(Stored data)
--- BEGIN ---

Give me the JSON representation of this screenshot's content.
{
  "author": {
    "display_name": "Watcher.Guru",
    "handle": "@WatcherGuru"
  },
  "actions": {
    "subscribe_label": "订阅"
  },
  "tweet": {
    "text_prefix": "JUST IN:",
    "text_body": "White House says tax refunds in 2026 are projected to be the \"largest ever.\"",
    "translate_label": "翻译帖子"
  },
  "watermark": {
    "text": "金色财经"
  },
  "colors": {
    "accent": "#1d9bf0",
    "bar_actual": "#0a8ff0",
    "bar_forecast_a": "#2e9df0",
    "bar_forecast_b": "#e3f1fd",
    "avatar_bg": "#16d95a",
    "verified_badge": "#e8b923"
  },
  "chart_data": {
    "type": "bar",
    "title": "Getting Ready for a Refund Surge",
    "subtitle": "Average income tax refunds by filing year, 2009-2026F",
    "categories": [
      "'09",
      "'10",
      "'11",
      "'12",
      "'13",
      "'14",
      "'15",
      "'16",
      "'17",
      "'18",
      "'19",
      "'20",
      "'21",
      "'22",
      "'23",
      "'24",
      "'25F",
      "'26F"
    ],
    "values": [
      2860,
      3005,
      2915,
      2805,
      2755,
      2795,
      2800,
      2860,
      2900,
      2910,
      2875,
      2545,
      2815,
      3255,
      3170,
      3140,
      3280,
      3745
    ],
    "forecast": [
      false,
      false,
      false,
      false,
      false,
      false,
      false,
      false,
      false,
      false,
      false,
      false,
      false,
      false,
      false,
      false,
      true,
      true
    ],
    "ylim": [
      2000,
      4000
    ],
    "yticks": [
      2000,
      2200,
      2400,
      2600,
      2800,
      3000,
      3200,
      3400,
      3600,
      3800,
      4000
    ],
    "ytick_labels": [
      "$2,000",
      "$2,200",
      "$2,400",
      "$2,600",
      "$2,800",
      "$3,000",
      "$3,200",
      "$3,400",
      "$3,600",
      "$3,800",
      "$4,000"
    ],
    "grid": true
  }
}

--- END ---
--- BEGIN ---

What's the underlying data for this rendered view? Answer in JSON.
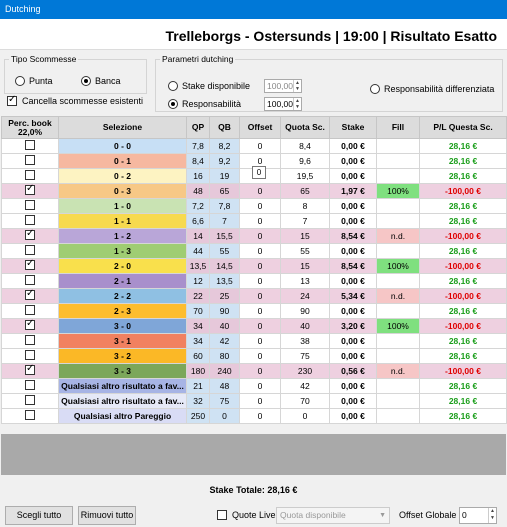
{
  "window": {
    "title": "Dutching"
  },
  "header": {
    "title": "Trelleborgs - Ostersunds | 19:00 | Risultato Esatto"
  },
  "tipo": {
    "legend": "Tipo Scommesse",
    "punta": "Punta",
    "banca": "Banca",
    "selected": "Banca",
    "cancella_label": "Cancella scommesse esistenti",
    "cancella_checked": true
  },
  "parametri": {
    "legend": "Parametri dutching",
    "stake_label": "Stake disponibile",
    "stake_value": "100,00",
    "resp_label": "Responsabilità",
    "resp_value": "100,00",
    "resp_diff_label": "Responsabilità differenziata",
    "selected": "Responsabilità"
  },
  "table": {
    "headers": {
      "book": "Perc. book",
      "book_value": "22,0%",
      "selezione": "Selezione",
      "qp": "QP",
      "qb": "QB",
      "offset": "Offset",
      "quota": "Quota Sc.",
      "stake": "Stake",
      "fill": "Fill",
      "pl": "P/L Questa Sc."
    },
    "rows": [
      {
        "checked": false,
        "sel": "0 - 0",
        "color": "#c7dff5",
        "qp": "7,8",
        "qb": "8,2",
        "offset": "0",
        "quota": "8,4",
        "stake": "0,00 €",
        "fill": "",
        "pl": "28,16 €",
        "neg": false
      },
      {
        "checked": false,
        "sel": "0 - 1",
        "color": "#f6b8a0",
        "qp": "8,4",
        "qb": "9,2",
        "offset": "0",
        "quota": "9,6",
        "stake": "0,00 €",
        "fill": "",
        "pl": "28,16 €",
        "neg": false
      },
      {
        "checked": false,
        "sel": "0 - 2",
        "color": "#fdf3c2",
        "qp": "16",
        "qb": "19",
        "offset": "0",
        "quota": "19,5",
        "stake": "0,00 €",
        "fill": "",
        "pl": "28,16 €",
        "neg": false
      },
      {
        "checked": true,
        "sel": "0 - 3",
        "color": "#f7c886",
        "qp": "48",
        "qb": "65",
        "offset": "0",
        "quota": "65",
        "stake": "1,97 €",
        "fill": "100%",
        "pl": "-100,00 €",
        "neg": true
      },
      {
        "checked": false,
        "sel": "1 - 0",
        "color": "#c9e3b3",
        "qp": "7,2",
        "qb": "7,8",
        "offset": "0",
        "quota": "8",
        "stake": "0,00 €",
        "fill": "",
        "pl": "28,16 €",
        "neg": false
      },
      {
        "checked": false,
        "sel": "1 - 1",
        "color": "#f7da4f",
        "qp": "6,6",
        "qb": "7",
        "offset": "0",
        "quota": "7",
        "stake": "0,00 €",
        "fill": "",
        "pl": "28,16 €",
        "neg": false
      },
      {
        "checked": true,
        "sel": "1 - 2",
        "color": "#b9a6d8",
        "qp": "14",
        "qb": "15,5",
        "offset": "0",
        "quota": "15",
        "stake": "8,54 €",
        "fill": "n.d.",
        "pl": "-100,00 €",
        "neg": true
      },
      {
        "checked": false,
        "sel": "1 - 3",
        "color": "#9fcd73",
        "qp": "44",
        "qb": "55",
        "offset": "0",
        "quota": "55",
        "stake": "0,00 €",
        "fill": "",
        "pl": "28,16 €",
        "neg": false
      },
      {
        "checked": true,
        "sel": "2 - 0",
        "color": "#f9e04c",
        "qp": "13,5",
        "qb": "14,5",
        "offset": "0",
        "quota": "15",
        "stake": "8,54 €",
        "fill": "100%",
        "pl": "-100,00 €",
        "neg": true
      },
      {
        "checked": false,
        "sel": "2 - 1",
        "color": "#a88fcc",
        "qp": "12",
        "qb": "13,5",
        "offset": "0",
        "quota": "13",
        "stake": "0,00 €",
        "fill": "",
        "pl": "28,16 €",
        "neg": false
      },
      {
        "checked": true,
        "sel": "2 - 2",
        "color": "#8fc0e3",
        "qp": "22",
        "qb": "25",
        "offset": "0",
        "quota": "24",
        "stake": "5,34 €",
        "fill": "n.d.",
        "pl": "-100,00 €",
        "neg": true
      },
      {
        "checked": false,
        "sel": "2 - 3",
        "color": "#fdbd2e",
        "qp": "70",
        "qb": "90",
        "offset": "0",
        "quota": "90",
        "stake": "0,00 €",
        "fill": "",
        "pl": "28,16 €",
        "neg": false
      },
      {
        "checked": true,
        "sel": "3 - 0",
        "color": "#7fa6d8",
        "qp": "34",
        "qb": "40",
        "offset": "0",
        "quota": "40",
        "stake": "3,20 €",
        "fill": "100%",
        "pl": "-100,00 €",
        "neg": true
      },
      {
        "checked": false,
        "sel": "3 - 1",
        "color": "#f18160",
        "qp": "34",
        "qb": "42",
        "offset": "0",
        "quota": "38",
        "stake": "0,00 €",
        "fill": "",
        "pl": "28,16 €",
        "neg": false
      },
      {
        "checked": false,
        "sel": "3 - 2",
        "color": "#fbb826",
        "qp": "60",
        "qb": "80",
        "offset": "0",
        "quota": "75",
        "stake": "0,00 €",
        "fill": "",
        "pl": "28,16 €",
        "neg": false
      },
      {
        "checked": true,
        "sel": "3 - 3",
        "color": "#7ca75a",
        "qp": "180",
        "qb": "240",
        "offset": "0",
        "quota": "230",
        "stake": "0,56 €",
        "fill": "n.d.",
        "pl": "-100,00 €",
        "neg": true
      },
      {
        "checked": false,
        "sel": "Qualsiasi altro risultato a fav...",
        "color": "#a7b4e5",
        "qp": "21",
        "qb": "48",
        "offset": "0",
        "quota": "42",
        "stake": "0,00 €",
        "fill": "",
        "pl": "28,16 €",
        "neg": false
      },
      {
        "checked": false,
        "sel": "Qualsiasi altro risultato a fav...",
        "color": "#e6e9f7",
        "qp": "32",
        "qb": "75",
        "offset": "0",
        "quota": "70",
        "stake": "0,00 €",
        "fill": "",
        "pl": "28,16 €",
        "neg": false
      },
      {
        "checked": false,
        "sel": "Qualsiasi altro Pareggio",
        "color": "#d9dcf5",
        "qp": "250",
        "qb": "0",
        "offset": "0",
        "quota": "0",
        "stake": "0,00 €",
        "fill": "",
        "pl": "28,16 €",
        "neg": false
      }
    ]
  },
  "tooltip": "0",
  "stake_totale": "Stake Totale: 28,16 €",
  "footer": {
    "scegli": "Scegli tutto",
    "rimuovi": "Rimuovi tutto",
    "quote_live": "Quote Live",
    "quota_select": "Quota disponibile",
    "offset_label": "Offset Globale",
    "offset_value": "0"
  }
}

--- END ---
--- BEGIN ---

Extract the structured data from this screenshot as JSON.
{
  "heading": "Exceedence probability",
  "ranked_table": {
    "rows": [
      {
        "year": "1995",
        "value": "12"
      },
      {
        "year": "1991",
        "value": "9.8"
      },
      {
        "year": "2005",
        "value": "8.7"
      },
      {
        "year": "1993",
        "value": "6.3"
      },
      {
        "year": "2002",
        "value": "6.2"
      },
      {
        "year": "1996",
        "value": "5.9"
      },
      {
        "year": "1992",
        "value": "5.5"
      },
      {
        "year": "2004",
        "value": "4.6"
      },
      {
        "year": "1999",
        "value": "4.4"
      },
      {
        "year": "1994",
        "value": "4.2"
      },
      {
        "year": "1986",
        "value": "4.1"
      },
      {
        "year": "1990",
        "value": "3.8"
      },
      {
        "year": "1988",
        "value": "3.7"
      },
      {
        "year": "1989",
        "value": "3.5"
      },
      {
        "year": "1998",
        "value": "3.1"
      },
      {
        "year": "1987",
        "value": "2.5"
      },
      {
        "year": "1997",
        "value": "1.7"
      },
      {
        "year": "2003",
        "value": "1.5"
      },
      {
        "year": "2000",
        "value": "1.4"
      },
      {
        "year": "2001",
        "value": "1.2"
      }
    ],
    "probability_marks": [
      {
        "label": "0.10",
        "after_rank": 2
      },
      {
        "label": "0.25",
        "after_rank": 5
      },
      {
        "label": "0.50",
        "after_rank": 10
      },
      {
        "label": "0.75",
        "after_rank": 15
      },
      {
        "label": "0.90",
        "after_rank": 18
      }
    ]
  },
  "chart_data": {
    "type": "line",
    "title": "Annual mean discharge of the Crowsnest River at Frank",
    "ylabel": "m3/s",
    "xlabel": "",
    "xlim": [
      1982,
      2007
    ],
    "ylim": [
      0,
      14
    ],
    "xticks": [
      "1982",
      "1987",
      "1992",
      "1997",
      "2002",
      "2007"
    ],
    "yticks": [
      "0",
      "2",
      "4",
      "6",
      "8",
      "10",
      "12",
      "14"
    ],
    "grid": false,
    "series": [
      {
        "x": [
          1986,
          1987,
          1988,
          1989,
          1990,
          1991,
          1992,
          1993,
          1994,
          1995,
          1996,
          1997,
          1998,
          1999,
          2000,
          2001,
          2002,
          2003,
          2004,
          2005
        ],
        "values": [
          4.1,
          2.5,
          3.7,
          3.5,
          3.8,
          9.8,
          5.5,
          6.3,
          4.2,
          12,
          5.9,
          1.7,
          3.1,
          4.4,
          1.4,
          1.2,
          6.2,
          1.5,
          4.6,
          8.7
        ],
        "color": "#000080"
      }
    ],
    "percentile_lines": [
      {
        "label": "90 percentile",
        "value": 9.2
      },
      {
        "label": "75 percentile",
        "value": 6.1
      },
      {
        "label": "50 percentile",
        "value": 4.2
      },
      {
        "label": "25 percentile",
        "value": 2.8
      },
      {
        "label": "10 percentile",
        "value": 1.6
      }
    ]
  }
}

--- END ---

■ EXERCISE TASK:
Among the entries, how many lines contain the string "JSON"? Give the number without anything else.

■ SOLUTION TO THE PROBLEM:
3